* _Exercise brief_: Out of the lines below, please list those that hold the string "title".

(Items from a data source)
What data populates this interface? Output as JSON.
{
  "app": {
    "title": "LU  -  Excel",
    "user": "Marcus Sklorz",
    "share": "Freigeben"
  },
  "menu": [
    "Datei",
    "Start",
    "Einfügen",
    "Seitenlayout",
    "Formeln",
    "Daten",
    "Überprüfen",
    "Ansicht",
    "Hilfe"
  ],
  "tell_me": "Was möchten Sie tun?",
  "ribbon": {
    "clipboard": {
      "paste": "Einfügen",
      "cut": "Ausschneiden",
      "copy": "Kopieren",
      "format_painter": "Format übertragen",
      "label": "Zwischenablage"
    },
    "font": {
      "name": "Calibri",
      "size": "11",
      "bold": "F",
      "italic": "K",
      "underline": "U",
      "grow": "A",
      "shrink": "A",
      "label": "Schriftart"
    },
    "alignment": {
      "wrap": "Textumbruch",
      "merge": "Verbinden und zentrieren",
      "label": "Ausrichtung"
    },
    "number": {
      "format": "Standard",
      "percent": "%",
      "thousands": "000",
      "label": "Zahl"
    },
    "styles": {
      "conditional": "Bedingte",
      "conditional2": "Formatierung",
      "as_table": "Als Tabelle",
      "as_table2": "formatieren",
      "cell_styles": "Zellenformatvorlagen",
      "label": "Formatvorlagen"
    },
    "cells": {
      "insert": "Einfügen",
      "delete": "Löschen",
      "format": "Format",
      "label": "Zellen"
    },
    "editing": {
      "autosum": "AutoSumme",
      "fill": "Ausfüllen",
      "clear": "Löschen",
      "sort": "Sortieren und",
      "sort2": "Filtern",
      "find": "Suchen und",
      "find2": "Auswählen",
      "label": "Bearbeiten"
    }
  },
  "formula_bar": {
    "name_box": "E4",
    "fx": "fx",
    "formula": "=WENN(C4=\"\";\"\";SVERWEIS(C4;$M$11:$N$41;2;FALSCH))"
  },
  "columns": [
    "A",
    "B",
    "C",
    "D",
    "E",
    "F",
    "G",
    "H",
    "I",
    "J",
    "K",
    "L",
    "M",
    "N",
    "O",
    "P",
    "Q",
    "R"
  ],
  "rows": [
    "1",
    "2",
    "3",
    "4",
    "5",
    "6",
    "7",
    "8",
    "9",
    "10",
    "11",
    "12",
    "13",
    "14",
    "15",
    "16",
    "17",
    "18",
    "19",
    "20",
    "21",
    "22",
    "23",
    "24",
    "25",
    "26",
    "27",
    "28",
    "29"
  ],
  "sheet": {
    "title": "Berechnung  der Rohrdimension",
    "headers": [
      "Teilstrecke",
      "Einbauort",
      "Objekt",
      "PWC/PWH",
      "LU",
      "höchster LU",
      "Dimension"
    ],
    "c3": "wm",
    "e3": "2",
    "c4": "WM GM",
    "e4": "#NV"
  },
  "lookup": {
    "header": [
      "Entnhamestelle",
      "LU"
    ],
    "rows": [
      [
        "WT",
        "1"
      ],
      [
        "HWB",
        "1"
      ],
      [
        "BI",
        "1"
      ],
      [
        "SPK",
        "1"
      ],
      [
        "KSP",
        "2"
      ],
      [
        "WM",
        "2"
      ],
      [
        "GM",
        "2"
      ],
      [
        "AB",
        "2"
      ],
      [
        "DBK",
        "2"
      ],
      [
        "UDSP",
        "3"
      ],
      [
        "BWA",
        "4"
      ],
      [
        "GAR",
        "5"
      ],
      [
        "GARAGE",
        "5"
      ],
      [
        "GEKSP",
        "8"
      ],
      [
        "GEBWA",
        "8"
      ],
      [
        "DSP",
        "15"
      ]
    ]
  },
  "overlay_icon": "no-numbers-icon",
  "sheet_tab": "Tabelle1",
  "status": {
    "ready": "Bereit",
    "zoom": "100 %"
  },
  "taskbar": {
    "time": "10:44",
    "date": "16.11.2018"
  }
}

* _Worked answer_:
    "title": "LU  -  Excel",
    "title": "Berechnung  der Rohrdimension",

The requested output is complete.